--- WHAT YOU ARE ASKED TO DO ---
Copy out each line in the material below that has the word "name".

-- begin --

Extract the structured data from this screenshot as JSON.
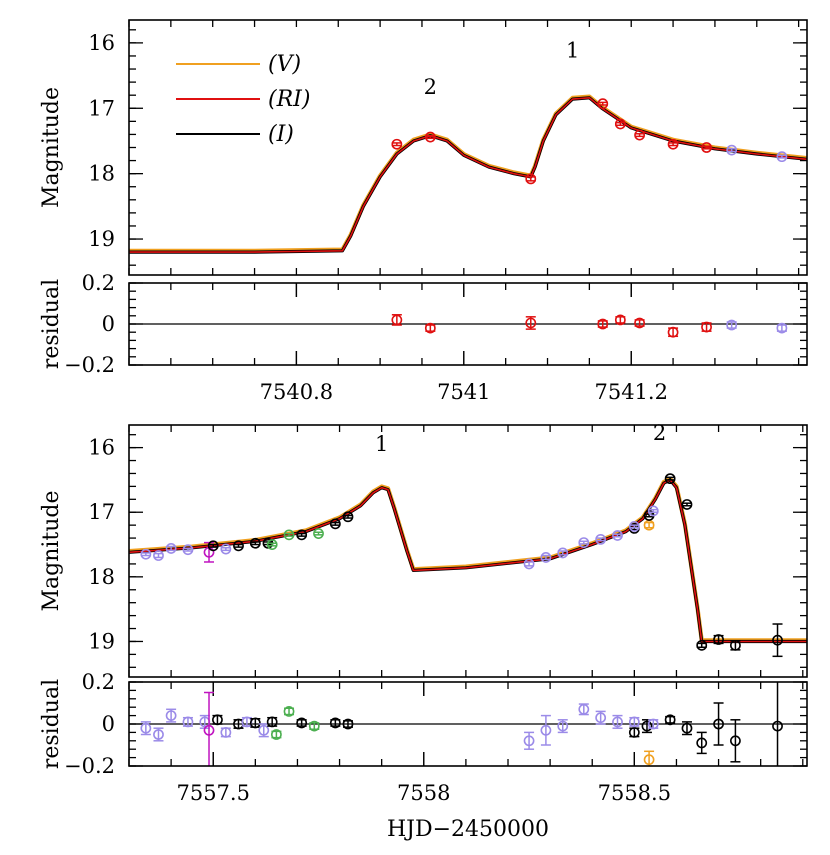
{
  "chart_data": [
    {
      "type": "line",
      "name": "top-light-curve",
      "ylabel": "Magnitude",
      "xlim": [
        7540.6,
        7541.41
      ],
      "ylim": [
        15.65,
        19.55
      ],
      "y_inverted": true,
      "yticks": [
        "16",
        "17",
        "18",
        "19"
      ],
      "yticks_values": [
        16,
        17,
        18,
        19
      ],
      "legend": [
        {
          "label": "(V)",
          "color": "#f0a020"
        },
        {
          "label": "(RI)",
          "color": "#e01010"
        },
        {
          "label": "(I)",
          "color": "#000000"
        }
      ],
      "annotations": [
        {
          "text": "2",
          "x": 7540.96,
          "y": 16.78
        },
        {
          "text": "1",
          "x": 7541.13,
          "y": 16.22
        }
      ],
      "model": {
        "x": [
          7540.6,
          7540.75,
          7540.855,
          7540.865,
          7540.88,
          7540.9,
          7540.92,
          7540.94,
          7540.96,
          7540.98,
          7541.0,
          7541.03,
          7541.06,
          7541.08,
          7541.085,
          7541.095,
          7541.11,
          7541.13,
          7541.15,
          7541.165,
          7541.2,
          7541.25,
          7541.3,
          7541.35,
          7541.41
        ],
        "y": [
          19.2,
          19.2,
          19.18,
          18.95,
          18.5,
          18.05,
          17.7,
          17.5,
          17.42,
          17.5,
          17.72,
          17.9,
          18.0,
          18.05,
          17.9,
          17.5,
          17.1,
          16.86,
          16.84,
          17.0,
          17.3,
          17.5,
          17.62,
          17.7,
          17.78
        ]
      },
      "points": [
        {
          "x": 7540.92,
          "y": 17.55,
          "err": 0.02,
          "color": "#e01010"
        },
        {
          "x": 7540.96,
          "y": 17.44,
          "err": 0.02,
          "color": "#e01010"
        },
        {
          "x": 7541.08,
          "y": 18.08,
          "err": 0.03,
          "color": "#e01010"
        },
        {
          "x": 7541.166,
          "y": 16.93,
          "err": 0.02,
          "color": "#e01010"
        },
        {
          "x": 7541.187,
          "y": 17.24,
          "err": 0.02,
          "color": "#e01010"
        },
        {
          "x": 7541.21,
          "y": 17.41,
          "err": 0.02,
          "color": "#e01010"
        },
        {
          "x": 7541.25,
          "y": 17.55,
          "err": 0.02,
          "color": "#e01010"
        },
        {
          "x": 7541.29,
          "y": 17.6,
          "err": 0.02,
          "color": "#e01010"
        },
        {
          "x": 7541.32,
          "y": 17.64,
          "err": 0.02,
          "color": "#9b8be8"
        },
        {
          "x": 7541.38,
          "y": 17.74,
          "err": 0.02,
          "color": "#9b8be8"
        }
      ]
    },
    {
      "type": "scatter",
      "name": "top-residual",
      "ylabel": "residual",
      "xlabel": "",
      "xlim": [
        7540.6,
        7541.41
      ],
      "ylim": [
        -0.2,
        0.2
      ],
      "yticks": [
        "0.2",
        "0",
        "−0.2"
      ],
      "yticks_values": [
        0.2,
        0,
        -0.2
      ],
      "xticks": [
        "7540.8",
        "7541",
        "7541.2"
      ],
      "xticks_values": [
        7540.8,
        7541.0,
        7541.2
      ],
      "points": [
        {
          "x": 7540.92,
          "y": 0.02,
          "err": 0.025,
          "color": "#e01010"
        },
        {
          "x": 7540.96,
          "y": -0.02,
          "err": 0.015,
          "color": "#e01010"
        },
        {
          "x": 7541.08,
          "y": 0.005,
          "err": 0.03,
          "color": "#e01010"
        },
        {
          "x": 7541.166,
          "y": 0.0,
          "err": 0.015,
          "color": "#e01010"
        },
        {
          "x": 7541.187,
          "y": 0.02,
          "err": 0.015,
          "color": "#e01010"
        },
        {
          "x": 7541.21,
          "y": 0.005,
          "err": 0.015,
          "color": "#e01010"
        },
        {
          "x": 7541.25,
          "y": -0.04,
          "err": 0.02,
          "color": "#e01010"
        },
        {
          "x": 7541.29,
          "y": -0.015,
          "err": 0.02,
          "color": "#e01010"
        },
        {
          "x": 7541.32,
          "y": -0.005,
          "err": 0.015,
          "color": "#9b8be8"
        },
        {
          "x": 7541.38,
          "y": -0.02,
          "err": 0.015,
          "color": "#9b8be8"
        }
      ]
    },
    {
      "type": "line",
      "name": "bottom-light-curve",
      "ylabel": "Magnitude",
      "xlim": [
        7557.3,
        7558.91
      ],
      "ylim": [
        15.65,
        19.55
      ],
      "y_inverted": true,
      "yticks": [
        "16",
        "17",
        "18",
        "19"
      ],
      "yticks_values": [
        16,
        17,
        18,
        19
      ],
      "annotations": [
        {
          "text": "1",
          "x": 7557.9,
          "y": 16.05
        },
        {
          "text": "2",
          "x": 7558.56,
          "y": 15.88
        }
      ],
      "model": {
        "x": [
          7557.3,
          7557.45,
          7557.6,
          7557.72,
          7557.8,
          7557.85,
          7557.88,
          7557.9,
          7557.915,
          7557.93,
          7557.96,
          7557.975,
          7558.1,
          7558.3,
          7558.4,
          7558.48,
          7558.52,
          7558.55,
          7558.57,
          7558.585,
          7558.6,
          7558.62,
          7558.65,
          7558.66,
          7558.91
        ],
        "y": [
          17.62,
          17.55,
          17.45,
          17.3,
          17.1,
          16.9,
          16.7,
          16.62,
          16.65,
          16.95,
          17.6,
          17.9,
          17.86,
          17.72,
          17.5,
          17.3,
          17.1,
          16.8,
          16.55,
          16.5,
          16.62,
          17.2,
          18.5,
          19.0,
          19.0
        ]
      },
      "points": [
        {
          "x": 7557.34,
          "y": 17.65,
          "err": 0.02,
          "color": "#9b8be8"
        },
        {
          "x": 7557.37,
          "y": 17.67,
          "err": 0.03,
          "color": "#9b8be8"
        },
        {
          "x": 7557.4,
          "y": 17.56,
          "err": 0.03,
          "color": "#9b8be8"
        },
        {
          "x": 7557.44,
          "y": 17.58,
          "err": 0.02,
          "color": "#9b8be8"
        },
        {
          "x": 7557.49,
          "y": 17.62,
          "err": 0.15,
          "color": "#c014c0"
        },
        {
          "x": 7557.5,
          "y": 17.52,
          "err": 0.02,
          "color": "#000000"
        },
        {
          "x": 7557.53,
          "y": 17.57,
          "err": 0.02,
          "color": "#9b8be8"
        },
        {
          "x": 7557.56,
          "y": 17.52,
          "err": 0.02,
          "color": "#000000"
        },
        {
          "x": 7557.6,
          "y": 17.48,
          "err": 0.02,
          "color": "#000000"
        },
        {
          "x": 7557.63,
          "y": 17.48,
          "err": 0.02,
          "color": "#000000"
        },
        {
          "x": 7557.64,
          "y": 17.5,
          "err": 0.02,
          "color": "#4caf50"
        },
        {
          "x": 7557.68,
          "y": 17.35,
          "err": 0.02,
          "color": "#4caf50"
        },
        {
          "x": 7557.71,
          "y": 17.35,
          "err": 0.02,
          "color": "#000000"
        },
        {
          "x": 7557.75,
          "y": 17.33,
          "err": 0.02,
          "color": "#4caf50"
        },
        {
          "x": 7557.79,
          "y": 17.18,
          "err": 0.02,
          "color": "#000000"
        },
        {
          "x": 7557.82,
          "y": 17.07,
          "err": 0.02,
          "color": "#000000"
        },
        {
          "x": 7558.25,
          "y": 17.8,
          "err": 0.03,
          "color": "#9b8be8"
        },
        {
          "x": 7558.29,
          "y": 17.7,
          "err": 0.03,
          "color": "#9b8be8"
        },
        {
          "x": 7558.33,
          "y": 17.63,
          "err": 0.03,
          "color": "#9b8be8"
        },
        {
          "x": 7558.38,
          "y": 17.47,
          "err": 0.02,
          "color": "#9b8be8"
        },
        {
          "x": 7558.42,
          "y": 17.42,
          "err": 0.02,
          "color": "#9b8be8"
        },
        {
          "x": 7558.46,
          "y": 17.36,
          "err": 0.02,
          "color": "#9b8be8"
        },
        {
          "x": 7558.5,
          "y": 17.25,
          "err": 0.02,
          "color": "#000000"
        },
        {
          "x": 7558.5,
          "y": 17.22,
          "err": 0.02,
          "color": "#9b8be8"
        },
        {
          "x": 7558.535,
          "y": 17.2,
          "err": 0.04,
          "color": "#f0a020"
        },
        {
          "x": 7558.535,
          "y": 17.05,
          "err": 0.02,
          "color": "#000000"
        },
        {
          "x": 7558.545,
          "y": 16.98,
          "err": 0.02,
          "color": "#9b8be8"
        },
        {
          "x": 7558.585,
          "y": 16.48,
          "err": 0.02,
          "color": "#000000"
        },
        {
          "x": 7558.625,
          "y": 16.88,
          "err": 0.02,
          "color": "#000000"
        },
        {
          "x": 7558.66,
          "y": 19.06,
          "err": 0.03,
          "color": "#000000"
        },
        {
          "x": 7558.7,
          "y": 18.97,
          "err": 0.06,
          "color": "#000000"
        },
        {
          "x": 7558.74,
          "y": 19.06,
          "err": 0.07,
          "color": "#000000"
        },
        {
          "x": 7558.84,
          "y": 18.98,
          "err": 0.25,
          "color": "#000000"
        }
      ]
    },
    {
      "type": "scatter",
      "name": "bottom-residual",
      "ylabel": "residual",
      "xlabel": "HJD−2450000",
      "xlim": [
        7557.3,
        7558.91
      ],
      "ylim": [
        -0.2,
        0.2
      ],
      "yticks": [
        "0.2",
        "0",
        "−0.2"
      ],
      "yticks_values": [
        0.2,
        0,
        -0.2
      ],
      "xticks": [
        "7557.5",
        "7558",
        "7558.5"
      ],
      "xticks_values": [
        7557.5,
        7558.0,
        7558.5
      ],
      "points": [
        {
          "x": 7557.34,
          "y": -0.02,
          "err": 0.03,
          "color": "#9b8be8"
        },
        {
          "x": 7557.37,
          "y": -0.05,
          "err": 0.03,
          "color": "#9b8be8"
        },
        {
          "x": 7557.4,
          "y": 0.04,
          "err": 0.03,
          "color": "#9b8be8"
        },
        {
          "x": 7557.44,
          "y": 0.01,
          "err": 0.02,
          "color": "#9b8be8"
        },
        {
          "x": 7557.48,
          "y": 0.01,
          "err": 0.03,
          "color": "#9b8be8"
        },
        {
          "x": 7557.49,
          "y": -0.03,
          "err": 0.18,
          "color": "#c014c0"
        },
        {
          "x": 7557.51,
          "y": 0.02,
          "err": 0.02,
          "color": "#000000"
        },
        {
          "x": 7557.53,
          "y": -0.04,
          "err": 0.02,
          "color": "#9b8be8"
        },
        {
          "x": 7557.56,
          "y": 0.0,
          "err": 0.02,
          "color": "#000000"
        },
        {
          "x": 7557.58,
          "y": 0.01,
          "err": 0.02,
          "color": "#9b8be8"
        },
        {
          "x": 7557.6,
          "y": 0.005,
          "err": 0.02,
          "color": "#000000"
        },
        {
          "x": 7557.62,
          "y": -0.03,
          "err": 0.03,
          "color": "#9b8be8"
        },
        {
          "x": 7557.64,
          "y": 0.01,
          "err": 0.02,
          "color": "#000000"
        },
        {
          "x": 7557.65,
          "y": -0.05,
          "err": 0.015,
          "color": "#4caf50"
        },
        {
          "x": 7557.68,
          "y": 0.06,
          "err": 0.015,
          "color": "#4caf50"
        },
        {
          "x": 7557.71,
          "y": 0.005,
          "err": 0.015,
          "color": "#000000"
        },
        {
          "x": 7557.74,
          "y": -0.01,
          "err": 0.015,
          "color": "#4caf50"
        },
        {
          "x": 7557.79,
          "y": 0.005,
          "err": 0.015,
          "color": "#000000"
        },
        {
          "x": 7557.82,
          "y": 0.0,
          "err": 0.015,
          "color": "#000000"
        },
        {
          "x": 7558.25,
          "y": -0.08,
          "err": 0.04,
          "color": "#9b8be8"
        },
        {
          "x": 7558.29,
          "y": -0.03,
          "err": 0.07,
          "color": "#9b8be8"
        },
        {
          "x": 7558.33,
          "y": -0.01,
          "err": 0.03,
          "color": "#9b8be8"
        },
        {
          "x": 7558.38,
          "y": 0.07,
          "err": 0.025,
          "color": "#9b8be8"
        },
        {
          "x": 7558.42,
          "y": 0.03,
          "err": 0.03,
          "color": "#9b8be8"
        },
        {
          "x": 7558.46,
          "y": 0.01,
          "err": 0.03,
          "color": "#9b8be8"
        },
        {
          "x": 7558.5,
          "y": -0.04,
          "err": 0.02,
          "color": "#000000"
        },
        {
          "x": 7558.5,
          "y": 0.01,
          "err": 0.02,
          "color": "#9b8be8"
        },
        {
          "x": 7558.53,
          "y": -0.01,
          "err": 0.03,
          "color": "#000000"
        },
        {
          "x": 7558.535,
          "y": -0.17,
          "err": 0.04,
          "color": "#f0a020"
        },
        {
          "x": 7558.545,
          "y": 0.0,
          "err": 0.02,
          "color": "#9b8be8"
        },
        {
          "x": 7558.585,
          "y": 0.02,
          "err": 0.015,
          "color": "#000000"
        },
        {
          "x": 7558.625,
          "y": -0.02,
          "err": 0.03,
          "color": "#000000"
        },
        {
          "x": 7558.66,
          "y": -0.09,
          "err": 0.05,
          "color": "#000000"
        },
        {
          "x": 7558.7,
          "y": 0.0,
          "err": 0.1,
          "color": "#000000"
        },
        {
          "x": 7558.74,
          "y": -0.08,
          "err": 0.1,
          "color": "#000000"
        },
        {
          "x": 7558.84,
          "y": -0.01,
          "err": 0.25,
          "color": "#000000"
        }
      ]
    }
  ]
}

-- end --

--- OUTPUT FOR THIS TASK ---
      "name": "top-light-curve",
      "name": "top-residual",
      "name": "bottom-light-curve",
      "name": "bottom-residual",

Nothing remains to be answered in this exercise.